_Stated exercise_
Find how many lines hold the word "image" and give that number only.

Recorded data:
━━━━━━

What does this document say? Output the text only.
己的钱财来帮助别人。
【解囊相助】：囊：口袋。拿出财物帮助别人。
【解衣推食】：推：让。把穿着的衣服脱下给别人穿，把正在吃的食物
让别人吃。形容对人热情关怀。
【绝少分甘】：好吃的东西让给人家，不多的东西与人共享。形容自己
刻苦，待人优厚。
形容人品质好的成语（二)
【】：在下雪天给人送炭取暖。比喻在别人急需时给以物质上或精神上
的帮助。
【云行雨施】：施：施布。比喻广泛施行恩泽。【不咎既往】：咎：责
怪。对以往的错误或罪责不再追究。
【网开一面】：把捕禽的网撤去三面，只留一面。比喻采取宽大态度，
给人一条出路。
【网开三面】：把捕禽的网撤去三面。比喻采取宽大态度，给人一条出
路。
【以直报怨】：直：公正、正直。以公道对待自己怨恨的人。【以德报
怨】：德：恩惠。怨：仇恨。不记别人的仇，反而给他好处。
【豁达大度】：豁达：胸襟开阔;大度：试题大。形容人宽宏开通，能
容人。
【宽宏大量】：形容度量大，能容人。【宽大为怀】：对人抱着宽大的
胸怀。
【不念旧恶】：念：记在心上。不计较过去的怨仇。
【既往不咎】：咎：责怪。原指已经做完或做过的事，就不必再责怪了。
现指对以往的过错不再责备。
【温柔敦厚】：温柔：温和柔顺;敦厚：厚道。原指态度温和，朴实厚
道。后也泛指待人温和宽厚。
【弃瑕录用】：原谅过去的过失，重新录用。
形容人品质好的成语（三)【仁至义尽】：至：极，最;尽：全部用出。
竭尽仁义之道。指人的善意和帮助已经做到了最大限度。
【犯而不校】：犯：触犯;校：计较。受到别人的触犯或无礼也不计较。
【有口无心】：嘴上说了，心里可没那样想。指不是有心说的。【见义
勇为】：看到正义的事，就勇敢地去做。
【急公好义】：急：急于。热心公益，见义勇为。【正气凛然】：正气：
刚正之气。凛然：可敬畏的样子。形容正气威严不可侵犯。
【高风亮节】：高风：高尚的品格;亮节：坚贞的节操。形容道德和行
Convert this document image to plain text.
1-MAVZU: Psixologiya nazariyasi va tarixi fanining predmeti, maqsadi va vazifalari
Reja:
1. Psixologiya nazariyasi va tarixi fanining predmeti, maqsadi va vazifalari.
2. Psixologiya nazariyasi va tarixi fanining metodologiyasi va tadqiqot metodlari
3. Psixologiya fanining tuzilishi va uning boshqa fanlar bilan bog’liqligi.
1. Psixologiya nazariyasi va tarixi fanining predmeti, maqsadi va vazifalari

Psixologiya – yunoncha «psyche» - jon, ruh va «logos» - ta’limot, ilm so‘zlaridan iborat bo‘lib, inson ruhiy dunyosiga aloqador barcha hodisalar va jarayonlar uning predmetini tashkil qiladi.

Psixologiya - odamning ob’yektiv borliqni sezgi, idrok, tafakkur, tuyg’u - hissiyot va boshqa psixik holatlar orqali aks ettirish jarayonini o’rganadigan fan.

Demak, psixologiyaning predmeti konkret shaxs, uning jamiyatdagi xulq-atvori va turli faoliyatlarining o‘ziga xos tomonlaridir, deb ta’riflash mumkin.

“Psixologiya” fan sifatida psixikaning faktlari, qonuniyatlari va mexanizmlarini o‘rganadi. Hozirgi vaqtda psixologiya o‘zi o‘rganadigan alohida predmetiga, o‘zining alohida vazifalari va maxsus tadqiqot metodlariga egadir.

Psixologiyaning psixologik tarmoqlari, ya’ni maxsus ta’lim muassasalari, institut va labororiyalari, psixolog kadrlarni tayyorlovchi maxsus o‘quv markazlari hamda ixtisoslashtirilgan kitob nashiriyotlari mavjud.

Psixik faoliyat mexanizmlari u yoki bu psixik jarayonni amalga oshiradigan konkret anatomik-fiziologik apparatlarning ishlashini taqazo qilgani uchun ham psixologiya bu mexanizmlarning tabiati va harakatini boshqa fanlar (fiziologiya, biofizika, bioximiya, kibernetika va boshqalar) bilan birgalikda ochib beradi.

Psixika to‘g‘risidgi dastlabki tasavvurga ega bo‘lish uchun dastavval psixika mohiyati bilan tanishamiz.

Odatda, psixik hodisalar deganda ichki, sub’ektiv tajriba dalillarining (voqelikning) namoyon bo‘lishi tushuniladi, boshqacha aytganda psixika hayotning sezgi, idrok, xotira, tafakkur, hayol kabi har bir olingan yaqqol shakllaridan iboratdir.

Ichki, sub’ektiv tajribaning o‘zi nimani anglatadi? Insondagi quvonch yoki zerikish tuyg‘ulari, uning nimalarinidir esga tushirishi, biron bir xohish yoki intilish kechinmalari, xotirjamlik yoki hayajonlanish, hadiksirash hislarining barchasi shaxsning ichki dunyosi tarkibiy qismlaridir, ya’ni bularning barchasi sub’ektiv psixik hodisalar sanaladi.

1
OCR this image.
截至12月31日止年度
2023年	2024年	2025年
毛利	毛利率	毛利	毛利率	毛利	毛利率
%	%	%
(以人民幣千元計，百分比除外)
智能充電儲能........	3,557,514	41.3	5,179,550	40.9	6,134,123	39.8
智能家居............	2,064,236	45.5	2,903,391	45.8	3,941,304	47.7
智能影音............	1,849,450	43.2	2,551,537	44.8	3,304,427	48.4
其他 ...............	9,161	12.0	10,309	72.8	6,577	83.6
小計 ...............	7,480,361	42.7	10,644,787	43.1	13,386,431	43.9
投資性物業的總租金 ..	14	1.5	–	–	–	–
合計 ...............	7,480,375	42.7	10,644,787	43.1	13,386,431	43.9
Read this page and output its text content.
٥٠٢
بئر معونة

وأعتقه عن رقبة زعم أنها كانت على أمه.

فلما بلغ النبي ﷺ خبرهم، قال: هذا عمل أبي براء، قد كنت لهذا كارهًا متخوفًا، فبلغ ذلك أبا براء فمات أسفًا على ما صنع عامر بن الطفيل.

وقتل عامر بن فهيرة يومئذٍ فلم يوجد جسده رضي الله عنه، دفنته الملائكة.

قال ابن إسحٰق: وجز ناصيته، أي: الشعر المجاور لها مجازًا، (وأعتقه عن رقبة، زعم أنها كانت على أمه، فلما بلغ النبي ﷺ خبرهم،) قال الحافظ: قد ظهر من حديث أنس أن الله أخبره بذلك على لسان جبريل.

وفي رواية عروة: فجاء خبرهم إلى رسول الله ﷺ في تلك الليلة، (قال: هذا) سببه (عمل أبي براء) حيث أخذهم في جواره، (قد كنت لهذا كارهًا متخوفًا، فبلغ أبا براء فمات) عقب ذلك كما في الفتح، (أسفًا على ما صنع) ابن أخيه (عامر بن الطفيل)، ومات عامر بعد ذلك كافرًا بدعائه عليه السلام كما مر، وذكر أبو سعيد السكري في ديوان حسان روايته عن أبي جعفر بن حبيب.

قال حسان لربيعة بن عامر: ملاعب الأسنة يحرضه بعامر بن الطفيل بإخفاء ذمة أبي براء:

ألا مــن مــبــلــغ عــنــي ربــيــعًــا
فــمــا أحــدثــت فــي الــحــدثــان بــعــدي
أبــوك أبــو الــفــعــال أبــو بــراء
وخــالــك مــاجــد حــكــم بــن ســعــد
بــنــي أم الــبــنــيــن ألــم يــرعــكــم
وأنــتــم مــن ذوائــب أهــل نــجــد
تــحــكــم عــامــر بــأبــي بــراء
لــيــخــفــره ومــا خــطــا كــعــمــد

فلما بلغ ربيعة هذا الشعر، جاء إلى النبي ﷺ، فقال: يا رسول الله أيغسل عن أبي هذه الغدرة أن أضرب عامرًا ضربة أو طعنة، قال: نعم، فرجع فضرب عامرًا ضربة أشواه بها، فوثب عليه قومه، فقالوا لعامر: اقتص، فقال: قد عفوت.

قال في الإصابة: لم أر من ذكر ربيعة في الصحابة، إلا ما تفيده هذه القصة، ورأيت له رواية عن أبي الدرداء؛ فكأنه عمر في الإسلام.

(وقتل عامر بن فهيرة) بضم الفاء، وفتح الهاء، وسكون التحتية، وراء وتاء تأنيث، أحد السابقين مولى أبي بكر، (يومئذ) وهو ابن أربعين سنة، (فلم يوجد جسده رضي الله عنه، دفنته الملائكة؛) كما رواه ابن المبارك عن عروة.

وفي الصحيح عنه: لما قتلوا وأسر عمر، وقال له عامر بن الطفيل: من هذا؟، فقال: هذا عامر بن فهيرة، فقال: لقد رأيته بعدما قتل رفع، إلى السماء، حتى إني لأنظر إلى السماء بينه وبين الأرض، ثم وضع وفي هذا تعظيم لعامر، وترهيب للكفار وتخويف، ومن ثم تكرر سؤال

━━━━━━

_Task solution_
2